■ **GIVEN INSTRUCTION**
Check each line of the records below and collect those holding "peace".

Recorded data:

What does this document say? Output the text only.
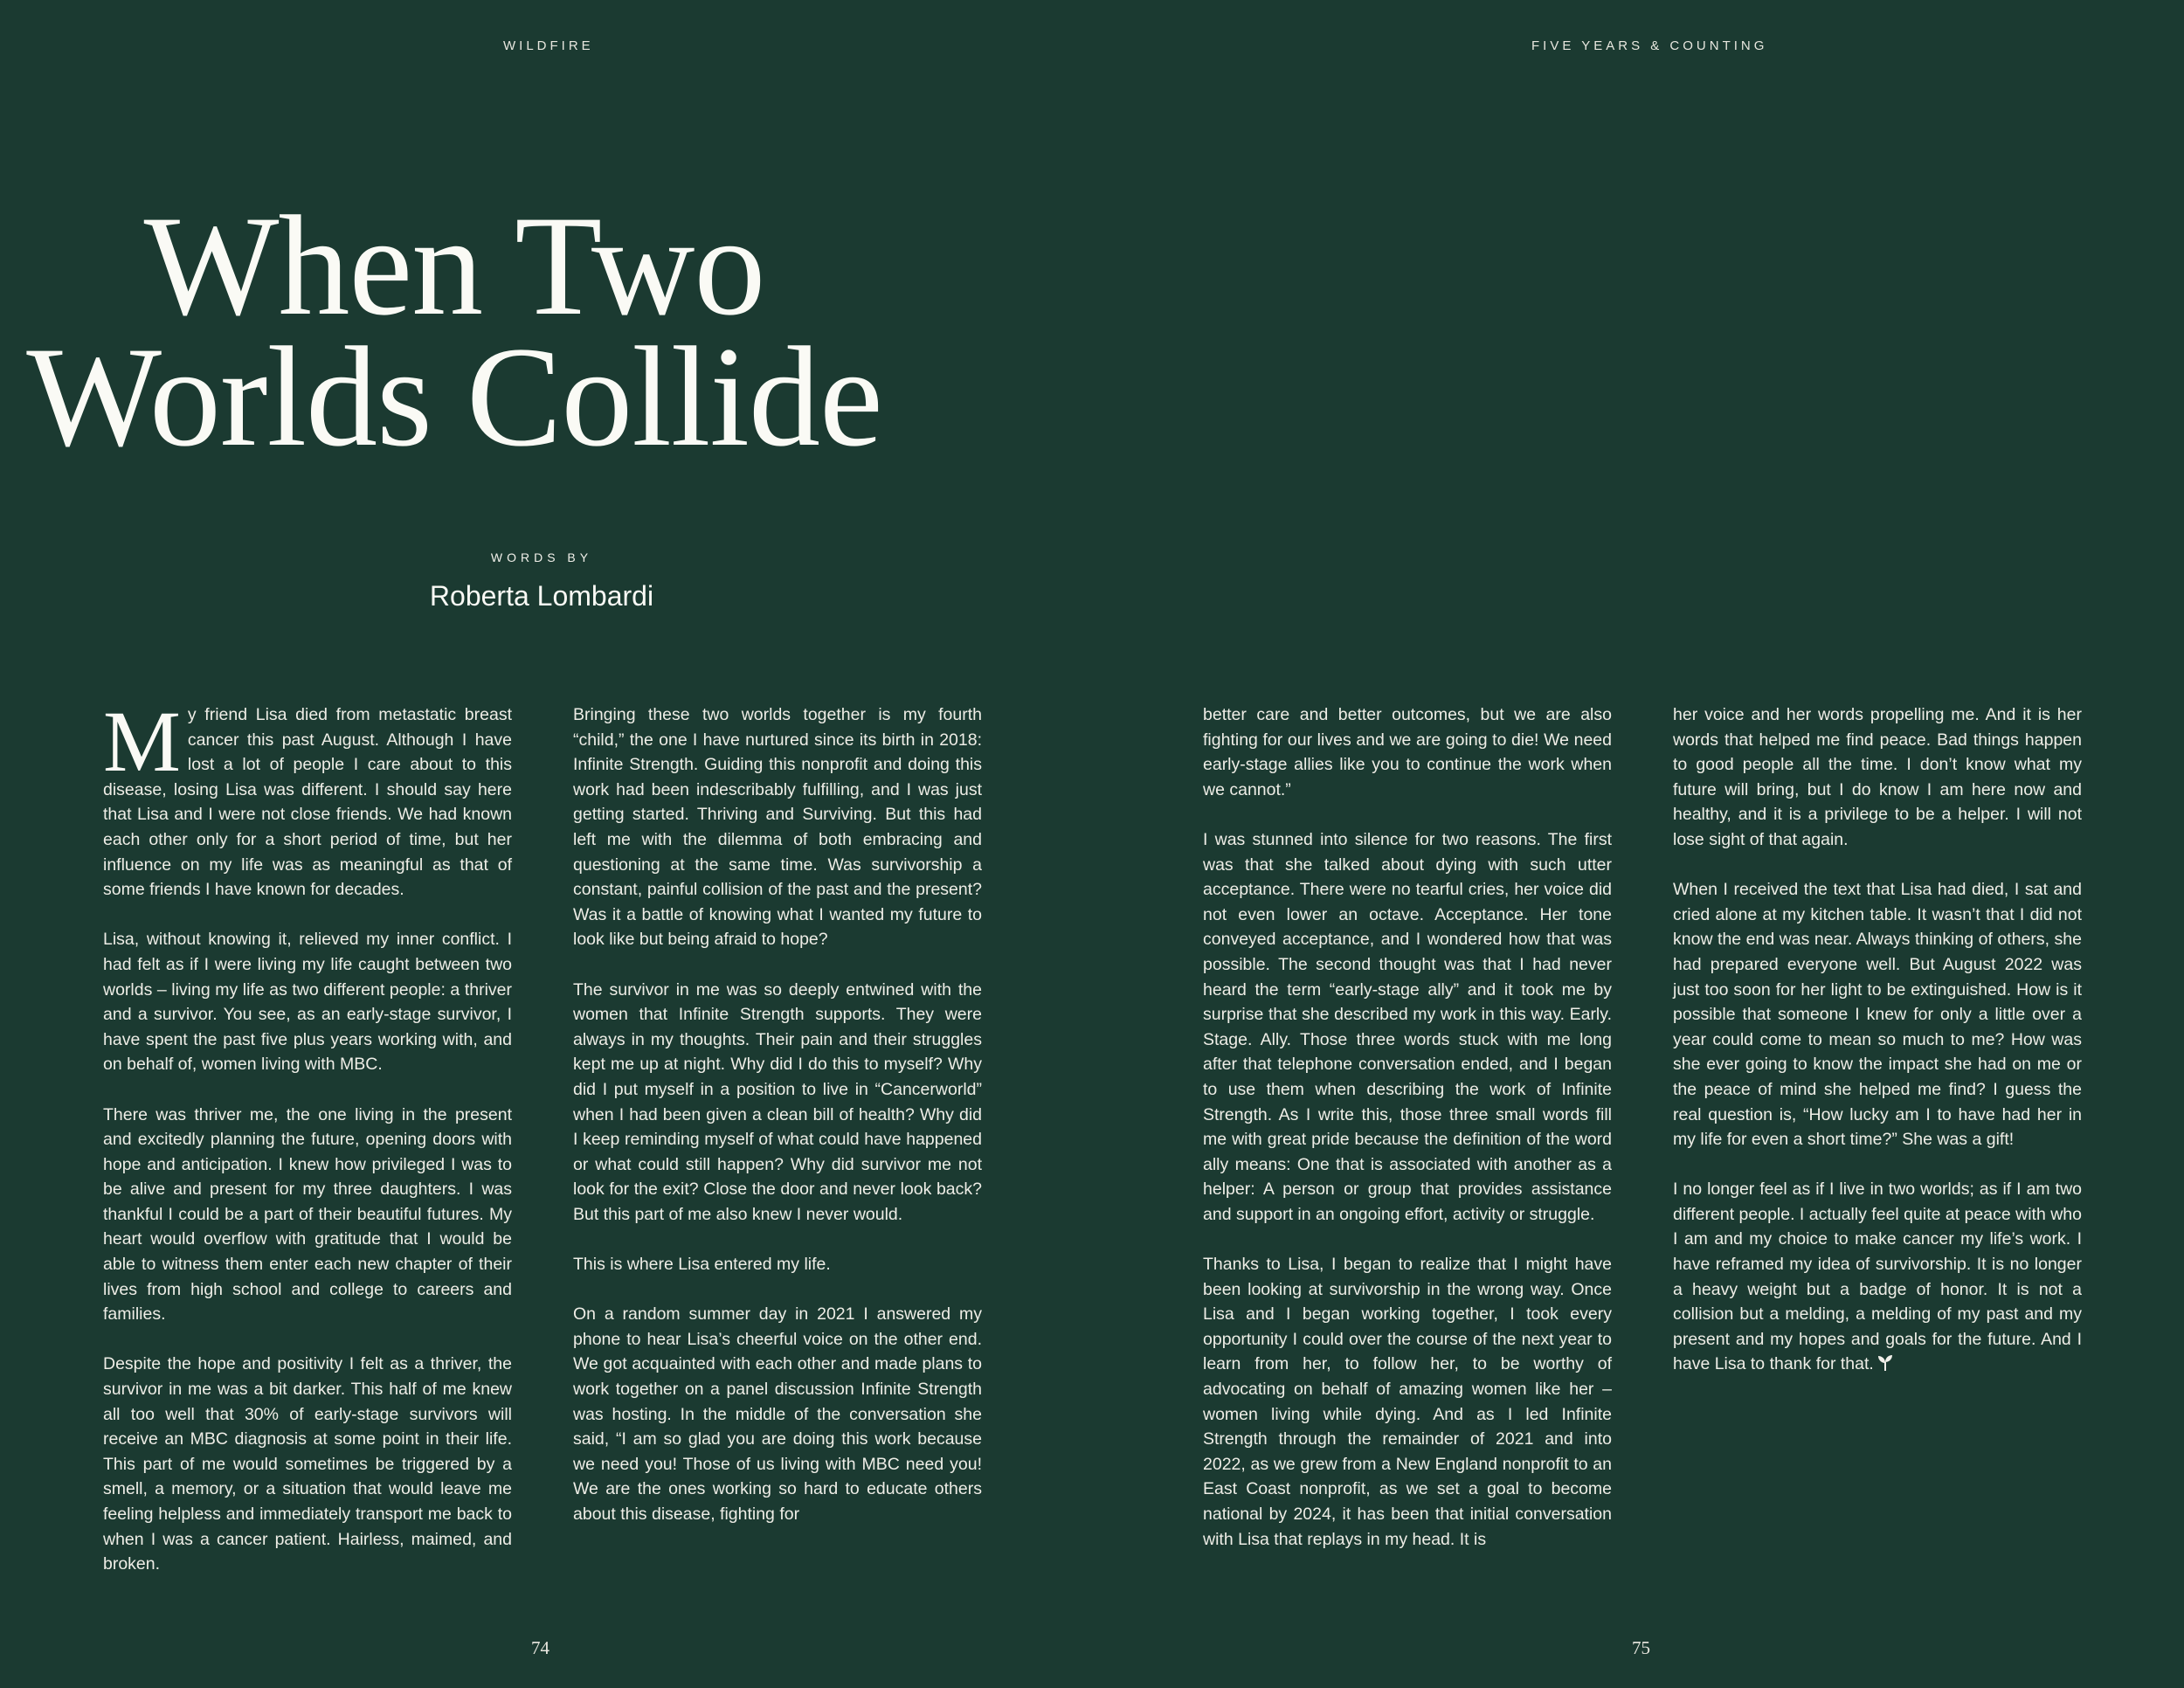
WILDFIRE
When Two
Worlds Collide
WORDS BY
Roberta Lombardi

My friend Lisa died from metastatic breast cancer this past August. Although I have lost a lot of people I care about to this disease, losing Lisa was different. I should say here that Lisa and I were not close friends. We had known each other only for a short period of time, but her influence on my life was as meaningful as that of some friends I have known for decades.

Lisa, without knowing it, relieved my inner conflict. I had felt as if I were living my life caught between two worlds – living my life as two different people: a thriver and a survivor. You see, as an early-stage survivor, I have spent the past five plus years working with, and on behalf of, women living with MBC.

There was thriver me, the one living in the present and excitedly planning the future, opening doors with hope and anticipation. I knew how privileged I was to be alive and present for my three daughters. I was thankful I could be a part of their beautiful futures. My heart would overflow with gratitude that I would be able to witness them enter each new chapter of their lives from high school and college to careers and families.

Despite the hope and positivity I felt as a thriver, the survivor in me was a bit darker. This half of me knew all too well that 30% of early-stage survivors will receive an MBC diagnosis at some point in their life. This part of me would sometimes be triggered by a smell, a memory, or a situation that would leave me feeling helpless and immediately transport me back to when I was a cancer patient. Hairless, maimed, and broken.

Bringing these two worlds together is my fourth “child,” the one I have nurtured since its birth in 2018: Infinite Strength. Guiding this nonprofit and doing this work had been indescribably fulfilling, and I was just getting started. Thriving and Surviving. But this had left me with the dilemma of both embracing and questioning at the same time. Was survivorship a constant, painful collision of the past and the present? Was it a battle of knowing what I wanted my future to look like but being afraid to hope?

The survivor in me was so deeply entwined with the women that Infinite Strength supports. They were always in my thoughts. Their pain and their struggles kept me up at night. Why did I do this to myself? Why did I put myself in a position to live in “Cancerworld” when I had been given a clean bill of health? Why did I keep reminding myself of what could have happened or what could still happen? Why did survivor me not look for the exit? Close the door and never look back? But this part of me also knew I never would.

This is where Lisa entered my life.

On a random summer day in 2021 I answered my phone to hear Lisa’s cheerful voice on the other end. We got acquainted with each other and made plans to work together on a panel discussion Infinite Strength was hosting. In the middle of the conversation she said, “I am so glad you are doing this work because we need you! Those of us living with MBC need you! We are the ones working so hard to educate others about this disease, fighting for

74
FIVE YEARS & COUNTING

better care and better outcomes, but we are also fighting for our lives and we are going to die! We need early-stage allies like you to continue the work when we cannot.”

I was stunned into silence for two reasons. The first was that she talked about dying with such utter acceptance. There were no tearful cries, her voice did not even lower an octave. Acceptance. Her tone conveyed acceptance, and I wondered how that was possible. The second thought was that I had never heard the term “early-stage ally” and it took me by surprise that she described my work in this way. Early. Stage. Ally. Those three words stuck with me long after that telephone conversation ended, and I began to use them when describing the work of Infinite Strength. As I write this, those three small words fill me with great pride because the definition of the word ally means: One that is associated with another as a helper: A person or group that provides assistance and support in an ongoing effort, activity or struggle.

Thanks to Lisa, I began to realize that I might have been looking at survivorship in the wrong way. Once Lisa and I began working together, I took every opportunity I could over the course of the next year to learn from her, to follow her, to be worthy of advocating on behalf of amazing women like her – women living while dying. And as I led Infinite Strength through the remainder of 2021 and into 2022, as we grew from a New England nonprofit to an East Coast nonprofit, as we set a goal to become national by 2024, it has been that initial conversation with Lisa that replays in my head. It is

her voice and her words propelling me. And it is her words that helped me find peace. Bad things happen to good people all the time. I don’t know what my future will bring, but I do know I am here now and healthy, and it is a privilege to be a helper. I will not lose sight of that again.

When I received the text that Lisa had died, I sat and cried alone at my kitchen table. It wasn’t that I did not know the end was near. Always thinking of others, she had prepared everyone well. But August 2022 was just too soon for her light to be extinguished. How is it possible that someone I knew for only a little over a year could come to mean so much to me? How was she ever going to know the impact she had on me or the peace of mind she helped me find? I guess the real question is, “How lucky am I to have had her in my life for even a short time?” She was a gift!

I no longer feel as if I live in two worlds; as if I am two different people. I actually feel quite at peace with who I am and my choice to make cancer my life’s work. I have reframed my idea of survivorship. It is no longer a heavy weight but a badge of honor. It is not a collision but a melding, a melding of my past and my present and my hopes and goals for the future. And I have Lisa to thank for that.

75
---
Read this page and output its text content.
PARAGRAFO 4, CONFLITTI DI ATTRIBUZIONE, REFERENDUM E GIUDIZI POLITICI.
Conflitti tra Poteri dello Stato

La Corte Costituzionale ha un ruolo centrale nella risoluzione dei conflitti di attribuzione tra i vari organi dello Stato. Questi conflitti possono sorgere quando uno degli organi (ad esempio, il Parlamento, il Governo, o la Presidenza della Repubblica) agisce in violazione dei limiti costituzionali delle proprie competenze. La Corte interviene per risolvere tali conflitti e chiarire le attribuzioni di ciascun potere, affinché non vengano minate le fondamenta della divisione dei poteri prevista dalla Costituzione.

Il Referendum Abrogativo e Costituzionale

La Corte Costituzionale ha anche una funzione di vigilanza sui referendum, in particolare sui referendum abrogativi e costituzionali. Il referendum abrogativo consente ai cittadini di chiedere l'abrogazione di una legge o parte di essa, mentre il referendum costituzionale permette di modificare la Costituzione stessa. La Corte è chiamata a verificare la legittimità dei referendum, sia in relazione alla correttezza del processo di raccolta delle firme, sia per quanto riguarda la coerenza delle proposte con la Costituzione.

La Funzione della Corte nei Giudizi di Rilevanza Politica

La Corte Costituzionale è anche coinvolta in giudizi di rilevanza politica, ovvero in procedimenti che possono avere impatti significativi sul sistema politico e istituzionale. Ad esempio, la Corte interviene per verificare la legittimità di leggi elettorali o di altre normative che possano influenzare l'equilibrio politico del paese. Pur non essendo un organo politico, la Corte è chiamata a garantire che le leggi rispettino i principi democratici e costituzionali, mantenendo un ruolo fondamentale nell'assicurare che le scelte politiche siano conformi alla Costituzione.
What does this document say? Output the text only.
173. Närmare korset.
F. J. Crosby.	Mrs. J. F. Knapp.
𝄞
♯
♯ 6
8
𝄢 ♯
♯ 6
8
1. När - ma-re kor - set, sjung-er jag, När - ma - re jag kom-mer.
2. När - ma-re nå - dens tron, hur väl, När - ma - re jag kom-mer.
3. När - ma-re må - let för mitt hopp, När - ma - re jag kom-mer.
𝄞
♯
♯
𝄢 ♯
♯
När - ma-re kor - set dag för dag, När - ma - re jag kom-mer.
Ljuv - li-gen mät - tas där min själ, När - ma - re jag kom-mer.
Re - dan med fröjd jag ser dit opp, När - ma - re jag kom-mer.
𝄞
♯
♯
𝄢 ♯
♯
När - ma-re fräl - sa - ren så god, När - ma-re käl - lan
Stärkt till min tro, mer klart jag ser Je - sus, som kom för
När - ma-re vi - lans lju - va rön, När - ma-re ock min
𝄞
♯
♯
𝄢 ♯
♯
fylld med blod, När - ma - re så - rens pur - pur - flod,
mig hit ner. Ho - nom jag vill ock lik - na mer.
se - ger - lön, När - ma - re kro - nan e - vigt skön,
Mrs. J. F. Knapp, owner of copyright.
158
...
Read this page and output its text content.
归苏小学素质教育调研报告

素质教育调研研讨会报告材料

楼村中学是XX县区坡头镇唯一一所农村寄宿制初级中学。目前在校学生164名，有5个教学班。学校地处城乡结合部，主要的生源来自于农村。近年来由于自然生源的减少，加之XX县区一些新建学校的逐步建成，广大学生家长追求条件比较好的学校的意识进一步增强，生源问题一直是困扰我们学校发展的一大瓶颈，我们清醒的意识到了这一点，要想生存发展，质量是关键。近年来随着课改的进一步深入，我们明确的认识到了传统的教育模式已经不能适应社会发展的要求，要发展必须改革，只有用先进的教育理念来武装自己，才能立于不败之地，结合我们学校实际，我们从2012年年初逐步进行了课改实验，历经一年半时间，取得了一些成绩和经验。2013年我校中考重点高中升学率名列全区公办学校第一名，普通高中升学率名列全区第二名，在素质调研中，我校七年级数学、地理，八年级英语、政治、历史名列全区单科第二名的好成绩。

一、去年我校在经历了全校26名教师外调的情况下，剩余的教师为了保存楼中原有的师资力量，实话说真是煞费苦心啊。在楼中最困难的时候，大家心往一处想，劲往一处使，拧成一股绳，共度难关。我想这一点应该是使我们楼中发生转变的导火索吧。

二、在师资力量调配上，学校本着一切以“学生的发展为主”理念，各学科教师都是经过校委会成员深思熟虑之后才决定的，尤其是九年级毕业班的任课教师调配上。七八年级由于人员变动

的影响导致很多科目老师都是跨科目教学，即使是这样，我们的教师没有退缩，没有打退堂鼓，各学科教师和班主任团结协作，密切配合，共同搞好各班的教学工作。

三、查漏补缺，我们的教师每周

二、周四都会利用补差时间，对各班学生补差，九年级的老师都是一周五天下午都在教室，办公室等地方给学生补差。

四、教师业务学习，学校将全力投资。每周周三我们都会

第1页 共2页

■ **RESULT OF THE EXERCISE**
her voice and her words propelling me. And it is her words that helped me find peace. Bad things happen to good people all the time. I don’t know what my future will bring, but I do know I am here now and healthy, and it is a privilege to be a helper. I will not lose sight of that again.
When I received the text that Lisa had died, I sat and cried alone at my kitchen table. It wasn’t that I did not know the end was near. Always thinking of others, she had prepared everyone well. But August 2022 was just too soon for her light to be extinguished. How is it possible that someone I knew for only a little over a year could come to mean so much to me? How was she ever going to know the impact she had on me or the peace of mind she helped me find? I guess the real question is, “How lucky am I to have had her in my life for even a short time?” She was a gift!
I no longer feel as if I live in two worlds; as if I am two different people. I actually feel quite at peace with who I am and my choice to make cancer my life’s work. I have reframed my idea of survivorship. It is no longer a heavy weight but a badge of honor. It is not a collision but a melding, a melding of my past and my present and my hopes and goals for the future. And I have Lisa to thank for that.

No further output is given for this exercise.